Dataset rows
++++++
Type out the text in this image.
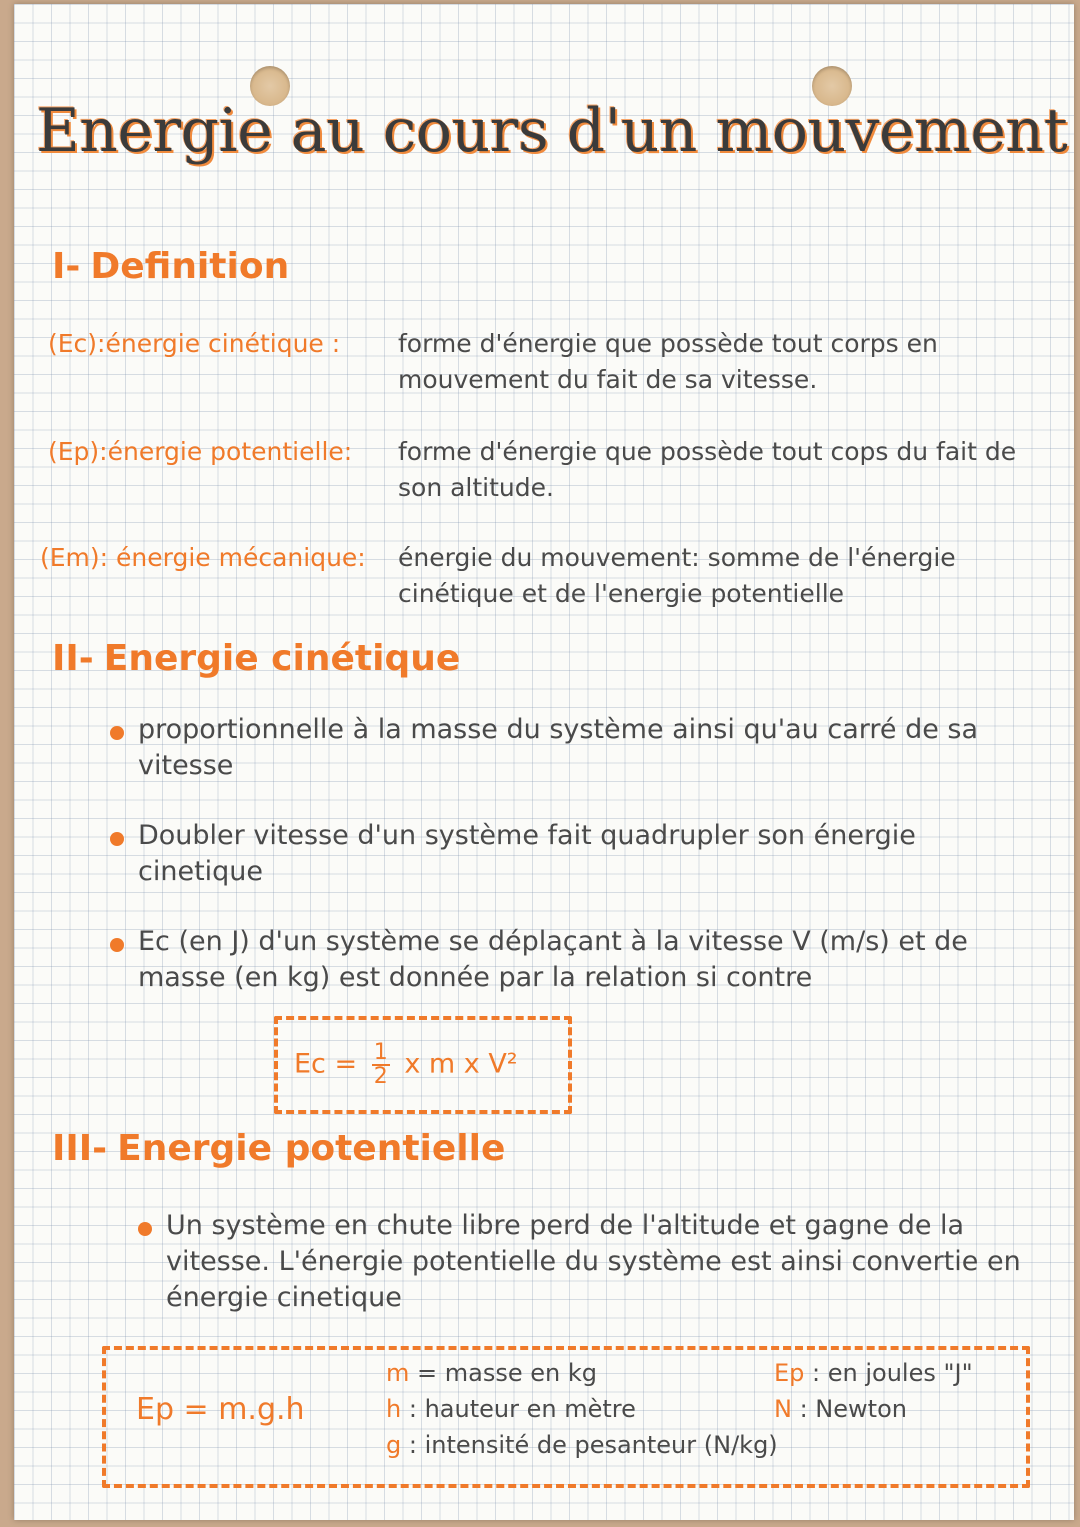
Energie au cours d'un mouvement
I- Definition
(Ec):énergie cinétique : forme d'énergie que possède tout corps en mouvement du fait de sa vitesse.
(Ep):énergie potentielle: forme d'énergie que possède tout cops du fait de son altitude.
(Em): énergie mécanique: énergie du mouvement: somme de l'énergie cinétique et de l'energie potentielle
II- Energie cinétique
proportionnelle à la masse du système ainsi qu'au carré de sa vitesse
Doubler vitesse d'un système fait quadrupler son énergie cinetique
Ec (en J) d'un système se déplaçant à la vitesse V (m/s) et de masse (en kg) est donnée par la relation si contre
$Ec = \frac{1}{2}$ x m x V²
III- Energie potentielle
Un système en chute libre perd de l'altitude et gagne de la vitesse. L'énergie potentielle du système est ainsi convertie en énergie cinetique
Ep = m.g.h
m = masse en kg
h : hauteur en mètre
g : intensité de pesanteur (N/kg)
Ep : en joules "J"
N : Newton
++++++
**What you are asked to do**
Make an exact copy of the data above, pictures excluded.

**Answer to this problem**
Type out the text in this image.
Energie au cours d'un mouvement
I- Definition
(Ec):énergie cinétique : forme d'énergie que possède tout corps en mouvement du fait de sa vitesse.
(Ep):énergie potentielle: forme d'énergie que possède tout cops du fait de son altitude.
(Em): énergie mécanique: énergie du mouvement: somme de l'énergie cinétique et de l'energie potentielle
II- Energie cinétique
proportionnelle à la masse du système ainsi qu'au carré de sa vitesse
Doubler vitesse d'un système fait quadrupler son énergie cinetique
Ec (en J) d'un système se déplaçant à la vitesse V (m/s) et de masse (en kg) est donnée par la relation si contre
$Ec = \frac{1}{2}$ x m x V²
III- Energie potentielle
Un système en chute libre perd de l'altitude et gagne de la vitesse. L'énergie potentielle du système est ainsi convertie en énergie cinetique
Ep = m.g.h
m = masse en kg
h : hauteur en mètre
g : intensité de pesanteur (N/kg)
Ep : en joules "J"
N : Newton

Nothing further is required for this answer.